DATASET EXCERPTS:
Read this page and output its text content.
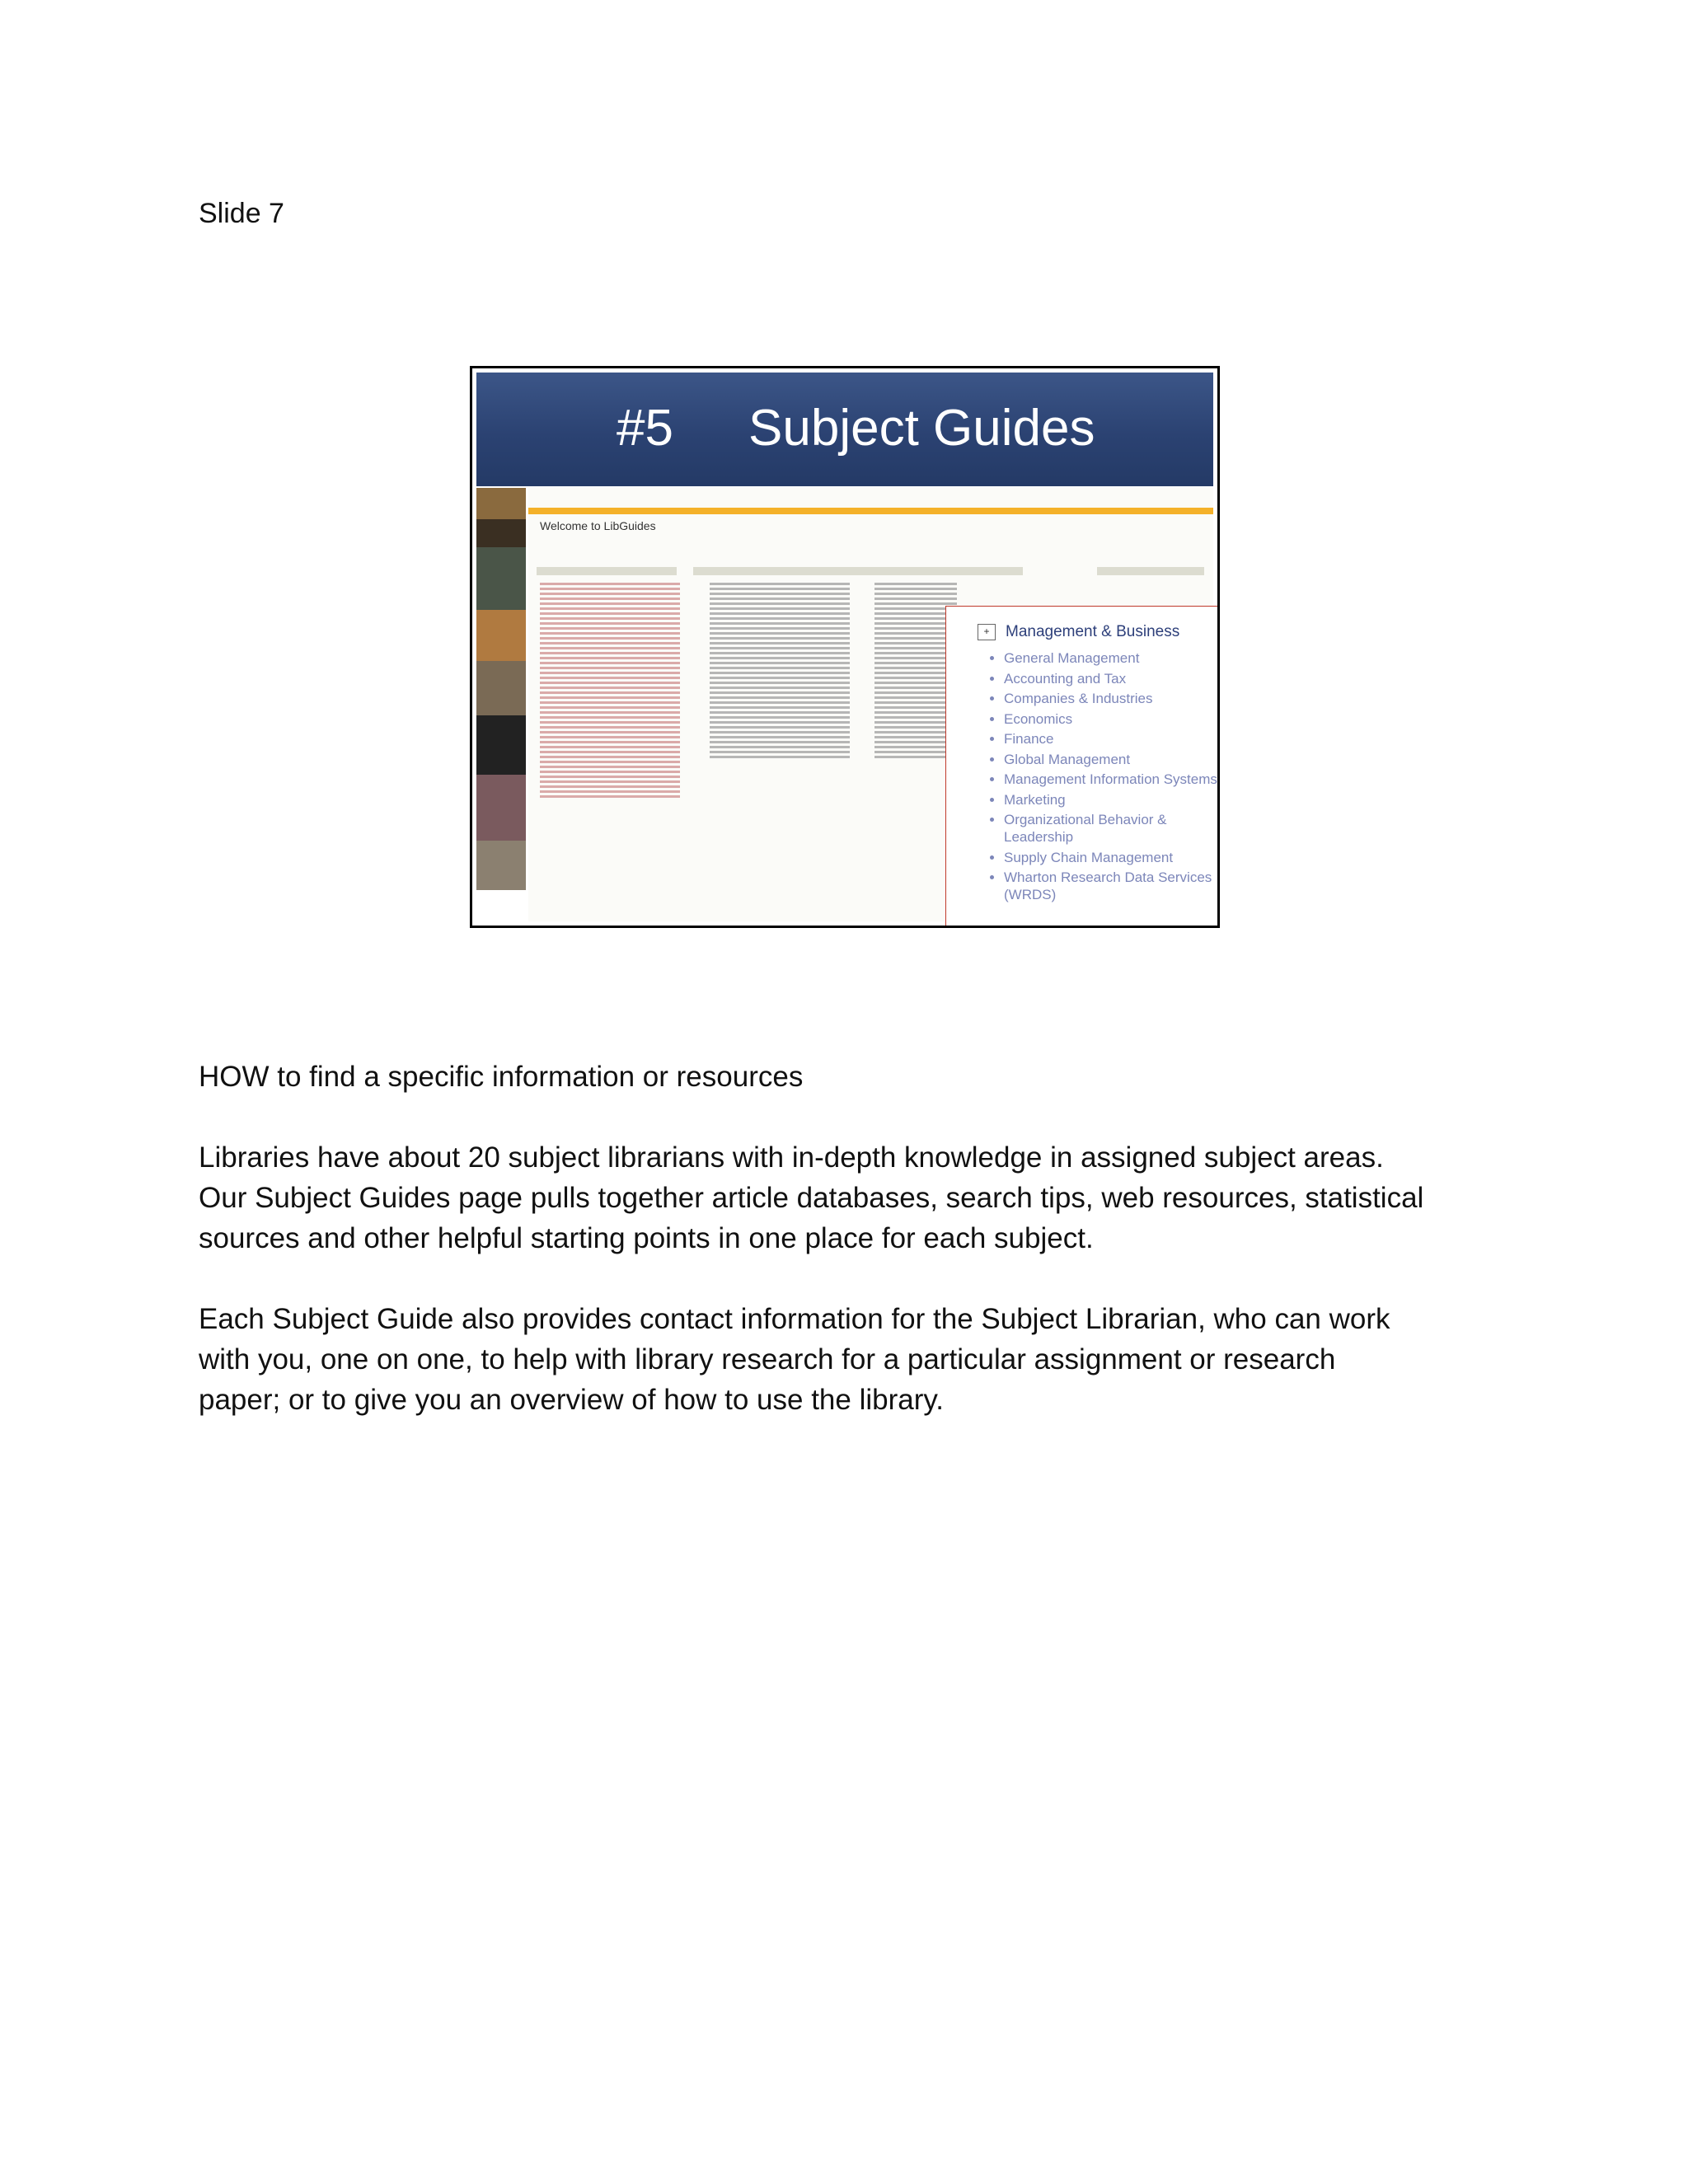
Slide 7
#5 Subject Guides
Welcome to LibGuides
+	Management & Business
• General Management
• Accounting and Tax
• Companies & Industries
• Economics
• Finance
• Global Management
• Management Information Systems
• Marketing
• Organizational Behavior & Leadership
• Supply Chain Management
• Wharton Research Data Services (WRDS)

HOW to find a specific information or resources

Libraries have about 20 subject librarians with in-depth knowledge in assigned subject areas.

Our Subject Guides page pulls together article databases, search tips, web resources, statistical

sources and other helpful starting points in one place for each subject.

Each Subject Guide also provides contact information for the Subject Librarian, who can work

with you, one on one, to help with library research for a particular assignment or research

paper; or to give you an overview of how to use the library.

THE REQUEST: Copy out every line of the listing that includes the string "with".

OUTPUT:
Libraries have about 20 subject librarians with in-depth knowledge in assigned subject areas.
with you, one on one, to help with library research for a particular assignment or research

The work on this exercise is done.